WHAT YOU NEED TO DO
Please quote every line word for word.

GIVEN RECORDS
====

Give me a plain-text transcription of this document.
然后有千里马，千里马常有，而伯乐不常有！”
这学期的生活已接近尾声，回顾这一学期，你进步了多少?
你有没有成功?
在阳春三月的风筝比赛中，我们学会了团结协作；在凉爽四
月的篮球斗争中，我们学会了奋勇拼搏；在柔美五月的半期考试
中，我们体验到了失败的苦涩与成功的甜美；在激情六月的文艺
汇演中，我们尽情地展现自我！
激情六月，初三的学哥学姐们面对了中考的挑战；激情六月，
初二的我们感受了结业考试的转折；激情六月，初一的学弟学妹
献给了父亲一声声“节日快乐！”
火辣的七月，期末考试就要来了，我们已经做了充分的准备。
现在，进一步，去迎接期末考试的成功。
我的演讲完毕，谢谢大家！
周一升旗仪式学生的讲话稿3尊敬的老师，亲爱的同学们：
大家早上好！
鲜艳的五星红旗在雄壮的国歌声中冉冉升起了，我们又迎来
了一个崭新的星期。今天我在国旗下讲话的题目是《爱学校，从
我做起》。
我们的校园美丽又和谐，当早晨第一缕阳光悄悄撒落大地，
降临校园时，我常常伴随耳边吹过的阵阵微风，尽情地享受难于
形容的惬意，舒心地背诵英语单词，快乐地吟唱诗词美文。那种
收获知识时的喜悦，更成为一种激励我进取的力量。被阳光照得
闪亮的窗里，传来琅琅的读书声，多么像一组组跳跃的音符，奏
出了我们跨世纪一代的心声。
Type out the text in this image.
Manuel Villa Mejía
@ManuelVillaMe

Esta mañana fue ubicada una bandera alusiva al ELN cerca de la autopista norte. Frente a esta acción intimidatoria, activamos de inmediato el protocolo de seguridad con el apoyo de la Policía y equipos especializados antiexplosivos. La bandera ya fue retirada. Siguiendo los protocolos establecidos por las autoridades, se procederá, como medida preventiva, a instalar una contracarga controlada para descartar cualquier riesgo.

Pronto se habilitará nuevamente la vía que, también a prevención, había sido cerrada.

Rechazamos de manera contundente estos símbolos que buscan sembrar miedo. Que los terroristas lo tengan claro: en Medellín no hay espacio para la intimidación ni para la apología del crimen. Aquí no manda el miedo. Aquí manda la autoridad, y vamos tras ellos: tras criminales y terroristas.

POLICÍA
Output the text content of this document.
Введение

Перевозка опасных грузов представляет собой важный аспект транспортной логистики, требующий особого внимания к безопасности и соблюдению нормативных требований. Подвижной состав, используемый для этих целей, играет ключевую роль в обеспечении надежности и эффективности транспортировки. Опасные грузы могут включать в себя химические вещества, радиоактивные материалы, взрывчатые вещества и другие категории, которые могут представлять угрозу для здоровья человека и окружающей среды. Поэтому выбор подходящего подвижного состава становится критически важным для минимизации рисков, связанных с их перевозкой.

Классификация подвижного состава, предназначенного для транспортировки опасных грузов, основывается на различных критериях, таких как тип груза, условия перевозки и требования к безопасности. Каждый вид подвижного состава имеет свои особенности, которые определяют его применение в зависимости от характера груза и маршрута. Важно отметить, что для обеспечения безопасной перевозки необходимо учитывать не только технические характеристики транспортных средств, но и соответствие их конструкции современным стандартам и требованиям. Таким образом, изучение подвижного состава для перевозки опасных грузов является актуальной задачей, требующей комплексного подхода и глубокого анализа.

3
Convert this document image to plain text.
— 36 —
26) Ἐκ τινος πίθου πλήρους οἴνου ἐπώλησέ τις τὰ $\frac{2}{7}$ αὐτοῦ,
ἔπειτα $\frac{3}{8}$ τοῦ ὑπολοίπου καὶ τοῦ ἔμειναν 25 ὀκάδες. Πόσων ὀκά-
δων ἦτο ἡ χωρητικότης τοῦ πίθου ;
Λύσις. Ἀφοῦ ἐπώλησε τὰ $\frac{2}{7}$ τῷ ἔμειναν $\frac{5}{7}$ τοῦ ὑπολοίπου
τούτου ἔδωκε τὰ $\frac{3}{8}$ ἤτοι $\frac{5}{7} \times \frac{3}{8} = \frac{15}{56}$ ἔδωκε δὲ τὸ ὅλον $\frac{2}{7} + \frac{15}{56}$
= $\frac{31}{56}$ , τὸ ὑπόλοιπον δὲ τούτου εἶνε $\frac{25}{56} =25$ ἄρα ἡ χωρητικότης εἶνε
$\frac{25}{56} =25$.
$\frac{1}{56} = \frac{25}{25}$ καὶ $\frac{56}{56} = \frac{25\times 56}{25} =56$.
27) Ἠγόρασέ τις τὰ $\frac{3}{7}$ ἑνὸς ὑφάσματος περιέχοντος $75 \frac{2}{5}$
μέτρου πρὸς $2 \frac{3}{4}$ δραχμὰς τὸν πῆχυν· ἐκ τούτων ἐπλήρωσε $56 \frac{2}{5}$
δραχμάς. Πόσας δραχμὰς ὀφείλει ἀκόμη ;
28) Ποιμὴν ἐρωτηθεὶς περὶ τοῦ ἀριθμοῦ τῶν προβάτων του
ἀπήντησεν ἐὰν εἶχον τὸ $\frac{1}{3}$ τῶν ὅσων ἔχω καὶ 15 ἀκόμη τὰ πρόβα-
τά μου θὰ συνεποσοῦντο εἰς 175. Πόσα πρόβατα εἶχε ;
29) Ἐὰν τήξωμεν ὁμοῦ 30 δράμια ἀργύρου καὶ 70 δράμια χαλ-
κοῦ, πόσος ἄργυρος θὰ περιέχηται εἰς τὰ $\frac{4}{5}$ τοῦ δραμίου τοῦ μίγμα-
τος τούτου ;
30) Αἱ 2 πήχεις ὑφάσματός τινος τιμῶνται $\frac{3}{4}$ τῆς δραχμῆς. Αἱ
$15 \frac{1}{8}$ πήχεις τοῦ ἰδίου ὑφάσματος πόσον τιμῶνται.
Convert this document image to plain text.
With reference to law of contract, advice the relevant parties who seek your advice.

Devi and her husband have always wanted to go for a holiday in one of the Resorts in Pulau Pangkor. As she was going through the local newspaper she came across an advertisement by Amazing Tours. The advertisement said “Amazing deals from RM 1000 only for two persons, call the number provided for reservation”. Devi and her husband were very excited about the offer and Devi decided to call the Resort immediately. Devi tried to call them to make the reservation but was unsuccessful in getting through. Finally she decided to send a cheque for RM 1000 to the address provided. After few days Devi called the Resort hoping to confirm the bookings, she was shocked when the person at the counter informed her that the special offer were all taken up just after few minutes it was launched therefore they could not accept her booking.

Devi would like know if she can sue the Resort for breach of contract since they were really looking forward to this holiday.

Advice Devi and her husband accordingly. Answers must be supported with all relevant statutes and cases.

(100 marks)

====

EXPECTED ANSWER
Give me a plain-text transcription of this document.
然后有千里马，千里马常有，而伯乐不常有！”
这学期的生活已接近尾声，回顾这一学期，你进步了多少?
你有没有成功?
在阳春三月的风筝比赛中，我们学会了团结协作；在凉爽四
月的篮球斗争中，我们学会了奋勇拼搏；在柔美五月的半期考试
中，我们体验到了失败的苦涩与成功的甜美；在激情六月的文艺
汇演中，我们尽情地展现自我！
激情六月，初三的学哥学姐们面对了中考的挑战；激情六月，
初二的我们感受了结业考试的转折；激情六月，初一的学弟学妹
献给了父亲一声声“节日快乐！”
火辣的七月，期末考试就要来了，我们已经做了充分的准备。
现在，进一步，去迎接期末考试的成功。
我的演讲完毕，谢谢大家！
周一升旗仪式学生的讲话稿3尊敬的老师，亲爱的同学们：
大家早上好！
鲜艳的五星红旗在雄壮的国歌声中冉冉升起了，我们又迎来
了一个崭新的星期。今天我在国旗下讲话的题目是《爱学校，从
我做起》。
我们的校园美丽又和谐，当早晨第一缕阳光悄悄撒落大地，
降临校园时，我常常伴随耳边吹过的阵阵微风，尽情地享受难于
形容的惬意，舒心地背诵英语单词，快乐地吟唱诗词美文。那种
收获知识时的喜悦，更成为一种激励我进取的力量。被阳光照得
闪亮的窗里，传来琅琅的读书声，多么像一组组跳跃的音符，奏
出了我们跨世纪一代的心声。
Type out the text in this image.
Manuel Villa Mejía
@ManuelVillaMe

Esta mañana fue ubicada una bandera alusiva al ELN cerca de la autopista norte. Frente a esta acción intimidatoria, activamos de inmediato el protocolo de seguridad con el apoyo de la Policía y equipos especializados antiexplosivos. La bandera ya fue retirada. Siguiendo los protocolos establecidos por las autoridades, se procederá, como medida preventiva, a instalar una contracarga controlada para descartar cualquier riesgo.

Pronto se habilitará nuevamente la vía que, también a prevención, había sido cerrada.

Rechazamos de manera contundente estos símbolos que buscan sembrar miedo. Que los terroristas lo tengan claro: en Medellín no hay espacio para la intimidación ni para la apología del crimen. Aquí no manda el miedo. Aquí manda la autoridad, y vamos tras ellos: tras criminales y terroristas.

POLICÍA
Output the text content of this document.
Введение

Перевозка опасных грузов представляет собой важный аспект транспортной логистики, требующий особого внимания к безопасности и соблюдению нормативных требований. Подвижной состав, используемый для этих целей, играет ключевую роль в обеспечении надежности и эффективности транспортировки. Опасные грузы могут включать в себя химические вещества, радиоактивные материалы, взрывчатые вещества и другие категории, которые могут представлять угрозу для здоровья человека и окружающей среды. Поэтому выбор подходящего подвижного состава становится критически важным для минимизации рисков, связанных с их перевозкой.

Классификация подвижного состава, предназначенного для транспортировки опасных грузов, основывается на различных критериях, таких как тип груза, условия перевозки и требования к безопасности. Каждый вид подвижного состава имеет свои особенности, которые определяют его применение в зависимости от характера груза и маршрута. Важно отметить, что для обеспечения безопасной перевозки необходимо учитывать не только технические характеристики транспортных средств, но и соответствие их конструкции современным стандартам и требованиям. Таким образом, изучение подвижного состава для перевозки опасных грузов является актуальной задачей, требующей комплексного подхода и глубокого анализа.

3
Convert this document image to plain text.
— 36 —
26) Ἐκ τινος πίθου πλήρους οἴνου ἐπώλησέ τις τὰ $\frac{2}{7}$ αὐτοῦ,
ἔπειτα $\frac{3}{8}$ τοῦ ὑπολοίπου καὶ τοῦ ἔμειναν 25 ὀκάδες. Πόσων ὀκά-
δων ἦτο ἡ χωρητικότης τοῦ πίθου ;
Λύσις. Ἀφοῦ ἐπώλησε τὰ $\frac{2}{7}$ τῷ ἔμειναν $\frac{5}{7}$ τοῦ ὑπολοίπου
τούτου ἔδωκε τὰ $\frac{3}{8}$ ἤτοι $\frac{5}{7} \times \frac{3}{8} = \frac{15}{56}$ ἔδωκε δὲ τὸ ὅλον $\frac{2}{7} + \frac{15}{56}$
= $\frac{31}{56}$ , τὸ ὑπόλοιπον δὲ τούτου εἶνε $\frac{25}{56} =25$ ἄρα ἡ χωρητικότης εἶνε
$\frac{25}{56} =25$.
$\frac{1}{56} = \frac{25}{25}$ καὶ $\frac{56}{56} = \frac{25\times 56}{25} =56$.
27) Ἠγόρασέ τις τὰ $\frac{3}{7}$ ἑνὸς ὑφάσματος περιέχοντος $75 \frac{2}{5}$
μέτρου πρὸς $2 \frac{3}{4}$ δραχμὰς τὸν πῆχυν· ἐκ τούτων ἐπλήρωσε $56 \frac{2}{5}$
δραχμάς. Πόσας δραχμὰς ὀφείλει ἀκόμη ;
28) Ποιμὴν ἐρωτηθεὶς περὶ τοῦ ἀριθμοῦ τῶν προβάτων του
ἀπήντησεν ἐὰν εἶχον τὸ $\frac{1}{3}$ τῶν ὅσων ἔχω καὶ 15 ἀκόμη τὰ πρόβα-
τά μου θὰ συνεποσοῦντο εἰς 175. Πόσα πρόβατα εἶχε ;
29) Ἐὰν τήξωμεν ὁμοῦ 30 δράμια ἀργύρου καὶ 70 δράμια χαλ-
κοῦ, πόσος ἄργυρος θὰ περιέχηται εἰς τὰ $\frac{4}{5}$ τοῦ δραμίου τοῦ μίγμα-
τος τούτου ;
30) Αἱ 2 πήχεις ὑφάσματός τινος τιμῶνται $\frac{3}{4}$ τῆς δραχμῆς. Αἱ
$15 \frac{1}{8}$ πήχεις τοῦ ἰδίου ὑφάσματος πόσον τιμῶνται.
Convert this document image to plain text.
With reference to law of contract, advice the relevant parties who seek your advice.

Devi and her husband have always wanted to go for a holiday in one of the Resorts in Pulau Pangkor. As she was going through the local newspaper she came across an advertisement by Amazing Tours. The advertisement said “Amazing deals from RM 1000 only for two persons, call the number provided for reservation”. Devi and her husband were very excited about the offer and Devi decided to call the Resort immediately. Devi tried to call them to make the reservation but was unsuccessful in getting through. Finally she decided to send a cheque for RM 1000 to the address provided. After few days Devi called the Resort hoping to confirm the bookings, she was shocked when the person at the counter informed her that the special offer were all taken up just after few minutes it was launched therefore they could not accept her booking.

Devi would like know if she can sue the Resort for breach of contract since they were really looking forward to this holiday.

Advice Devi and her husband accordingly. Answers must be supported with all relevant statutes and cases.

(100 marks)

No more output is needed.